GIVEN INSTRUCTION —
Pull out every line below that contains the word "жилой".
--- EXERCISE INPUTS ---
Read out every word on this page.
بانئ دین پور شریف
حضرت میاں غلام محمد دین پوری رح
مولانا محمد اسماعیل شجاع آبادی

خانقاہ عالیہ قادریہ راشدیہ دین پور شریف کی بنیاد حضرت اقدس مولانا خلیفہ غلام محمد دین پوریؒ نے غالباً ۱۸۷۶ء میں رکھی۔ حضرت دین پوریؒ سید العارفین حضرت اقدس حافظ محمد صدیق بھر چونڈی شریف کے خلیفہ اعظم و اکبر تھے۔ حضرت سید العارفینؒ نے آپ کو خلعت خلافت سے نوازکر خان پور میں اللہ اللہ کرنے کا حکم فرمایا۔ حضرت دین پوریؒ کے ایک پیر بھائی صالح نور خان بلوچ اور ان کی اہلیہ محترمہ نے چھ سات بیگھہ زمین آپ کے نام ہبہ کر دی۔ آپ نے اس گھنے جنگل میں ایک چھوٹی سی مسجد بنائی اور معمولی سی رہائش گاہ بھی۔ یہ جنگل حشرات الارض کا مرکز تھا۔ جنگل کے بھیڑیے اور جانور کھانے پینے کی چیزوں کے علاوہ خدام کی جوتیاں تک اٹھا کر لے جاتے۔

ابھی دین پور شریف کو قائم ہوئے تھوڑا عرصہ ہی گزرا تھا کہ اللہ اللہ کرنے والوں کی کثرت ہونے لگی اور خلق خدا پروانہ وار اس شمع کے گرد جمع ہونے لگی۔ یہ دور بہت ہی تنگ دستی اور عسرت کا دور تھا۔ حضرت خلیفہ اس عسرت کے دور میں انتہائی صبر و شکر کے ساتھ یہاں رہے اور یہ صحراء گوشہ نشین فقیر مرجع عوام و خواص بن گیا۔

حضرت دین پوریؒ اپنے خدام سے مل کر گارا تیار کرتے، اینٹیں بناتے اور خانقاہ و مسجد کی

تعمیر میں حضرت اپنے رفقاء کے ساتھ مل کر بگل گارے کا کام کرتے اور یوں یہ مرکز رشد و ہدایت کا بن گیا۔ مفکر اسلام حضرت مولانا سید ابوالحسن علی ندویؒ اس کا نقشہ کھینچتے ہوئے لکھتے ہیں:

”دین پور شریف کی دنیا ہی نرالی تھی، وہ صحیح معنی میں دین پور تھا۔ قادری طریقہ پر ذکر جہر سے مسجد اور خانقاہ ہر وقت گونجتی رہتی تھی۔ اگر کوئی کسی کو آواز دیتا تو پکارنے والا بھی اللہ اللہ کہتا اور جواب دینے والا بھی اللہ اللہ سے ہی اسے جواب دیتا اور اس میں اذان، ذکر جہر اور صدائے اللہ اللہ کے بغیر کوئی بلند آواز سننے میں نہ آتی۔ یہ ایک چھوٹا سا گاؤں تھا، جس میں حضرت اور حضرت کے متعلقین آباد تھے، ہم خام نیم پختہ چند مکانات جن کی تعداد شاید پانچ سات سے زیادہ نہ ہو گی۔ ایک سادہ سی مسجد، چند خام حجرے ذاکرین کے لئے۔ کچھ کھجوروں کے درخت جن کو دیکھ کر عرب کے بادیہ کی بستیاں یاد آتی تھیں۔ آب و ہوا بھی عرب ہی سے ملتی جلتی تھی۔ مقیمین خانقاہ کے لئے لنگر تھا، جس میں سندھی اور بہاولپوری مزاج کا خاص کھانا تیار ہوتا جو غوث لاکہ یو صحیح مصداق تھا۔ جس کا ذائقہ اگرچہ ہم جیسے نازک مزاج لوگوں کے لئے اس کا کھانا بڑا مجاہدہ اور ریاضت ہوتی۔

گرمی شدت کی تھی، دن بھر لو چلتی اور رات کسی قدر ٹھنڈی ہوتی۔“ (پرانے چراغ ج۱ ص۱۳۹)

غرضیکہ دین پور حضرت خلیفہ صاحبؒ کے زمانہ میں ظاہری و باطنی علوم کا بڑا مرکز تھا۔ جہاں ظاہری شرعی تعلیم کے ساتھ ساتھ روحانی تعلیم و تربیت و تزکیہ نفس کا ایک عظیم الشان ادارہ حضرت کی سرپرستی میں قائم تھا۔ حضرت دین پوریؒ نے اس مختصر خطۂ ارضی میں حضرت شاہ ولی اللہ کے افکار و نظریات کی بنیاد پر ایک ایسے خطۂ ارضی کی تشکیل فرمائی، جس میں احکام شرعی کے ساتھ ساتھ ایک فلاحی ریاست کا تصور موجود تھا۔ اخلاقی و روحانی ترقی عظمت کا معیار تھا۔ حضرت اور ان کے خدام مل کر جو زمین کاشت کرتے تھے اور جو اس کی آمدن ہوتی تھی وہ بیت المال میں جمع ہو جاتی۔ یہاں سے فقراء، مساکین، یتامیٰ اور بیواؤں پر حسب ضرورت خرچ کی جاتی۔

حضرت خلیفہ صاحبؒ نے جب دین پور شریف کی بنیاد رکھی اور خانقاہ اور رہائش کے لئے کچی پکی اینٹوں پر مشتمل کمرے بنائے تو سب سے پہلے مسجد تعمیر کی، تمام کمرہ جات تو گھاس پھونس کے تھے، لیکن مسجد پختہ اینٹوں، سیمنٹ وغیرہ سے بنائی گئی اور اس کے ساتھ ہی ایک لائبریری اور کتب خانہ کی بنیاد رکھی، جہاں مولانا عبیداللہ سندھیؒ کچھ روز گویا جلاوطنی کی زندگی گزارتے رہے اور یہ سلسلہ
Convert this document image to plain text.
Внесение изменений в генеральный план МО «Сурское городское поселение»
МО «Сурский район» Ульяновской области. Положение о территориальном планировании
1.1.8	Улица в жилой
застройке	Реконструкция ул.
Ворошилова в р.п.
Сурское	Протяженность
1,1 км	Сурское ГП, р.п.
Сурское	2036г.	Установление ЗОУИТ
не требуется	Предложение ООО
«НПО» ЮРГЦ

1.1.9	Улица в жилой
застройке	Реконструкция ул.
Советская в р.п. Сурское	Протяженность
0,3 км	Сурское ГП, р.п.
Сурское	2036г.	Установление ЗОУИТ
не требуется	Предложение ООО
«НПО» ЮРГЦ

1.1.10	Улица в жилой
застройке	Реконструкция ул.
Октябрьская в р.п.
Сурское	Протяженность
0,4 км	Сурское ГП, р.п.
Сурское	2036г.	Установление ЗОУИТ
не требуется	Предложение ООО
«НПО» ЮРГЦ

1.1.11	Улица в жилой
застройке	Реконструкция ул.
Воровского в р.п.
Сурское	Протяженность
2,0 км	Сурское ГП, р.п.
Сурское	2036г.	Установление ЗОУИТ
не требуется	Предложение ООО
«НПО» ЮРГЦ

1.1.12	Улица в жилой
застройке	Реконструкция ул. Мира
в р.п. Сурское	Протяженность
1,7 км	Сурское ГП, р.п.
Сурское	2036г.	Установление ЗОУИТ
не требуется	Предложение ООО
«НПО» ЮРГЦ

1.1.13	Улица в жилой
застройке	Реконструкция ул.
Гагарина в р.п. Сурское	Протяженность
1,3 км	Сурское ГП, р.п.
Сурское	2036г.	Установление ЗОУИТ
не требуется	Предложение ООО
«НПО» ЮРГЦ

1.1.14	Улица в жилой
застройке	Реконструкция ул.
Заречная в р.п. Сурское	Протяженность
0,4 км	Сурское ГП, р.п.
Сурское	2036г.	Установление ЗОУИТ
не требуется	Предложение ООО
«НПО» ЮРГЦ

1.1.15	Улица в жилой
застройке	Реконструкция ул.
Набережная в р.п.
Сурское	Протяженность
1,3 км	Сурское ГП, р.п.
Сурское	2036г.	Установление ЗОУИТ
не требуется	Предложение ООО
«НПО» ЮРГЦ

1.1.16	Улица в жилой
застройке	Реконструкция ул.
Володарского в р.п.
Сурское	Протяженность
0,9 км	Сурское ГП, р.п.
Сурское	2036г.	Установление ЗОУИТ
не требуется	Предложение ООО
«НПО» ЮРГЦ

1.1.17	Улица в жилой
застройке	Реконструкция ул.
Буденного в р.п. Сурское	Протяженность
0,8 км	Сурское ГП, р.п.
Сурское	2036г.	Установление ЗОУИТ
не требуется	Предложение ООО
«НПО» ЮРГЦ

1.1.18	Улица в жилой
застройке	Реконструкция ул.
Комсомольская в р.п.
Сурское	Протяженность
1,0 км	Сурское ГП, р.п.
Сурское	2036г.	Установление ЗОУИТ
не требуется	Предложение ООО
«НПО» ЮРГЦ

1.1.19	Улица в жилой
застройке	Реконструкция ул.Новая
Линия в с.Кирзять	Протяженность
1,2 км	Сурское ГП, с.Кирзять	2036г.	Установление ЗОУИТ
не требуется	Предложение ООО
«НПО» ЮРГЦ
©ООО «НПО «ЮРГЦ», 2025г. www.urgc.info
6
---
FINAL RESULT —
1.1.8	Улица в жилой
1.1.9	Улица в жилой
1.1.10	Улица в жилой
1.1.11	Улица в жилой
1.1.12	Улица в жилой
1.1.13	Улица в жилой
1.1.14	Улица в жилой
1.1.15	Улица в жилой
1.1.16	Улица в жилой
1.1.17	Улица в жилой
1.1.18	Улица в жилой
1.1.19	Улица в жилой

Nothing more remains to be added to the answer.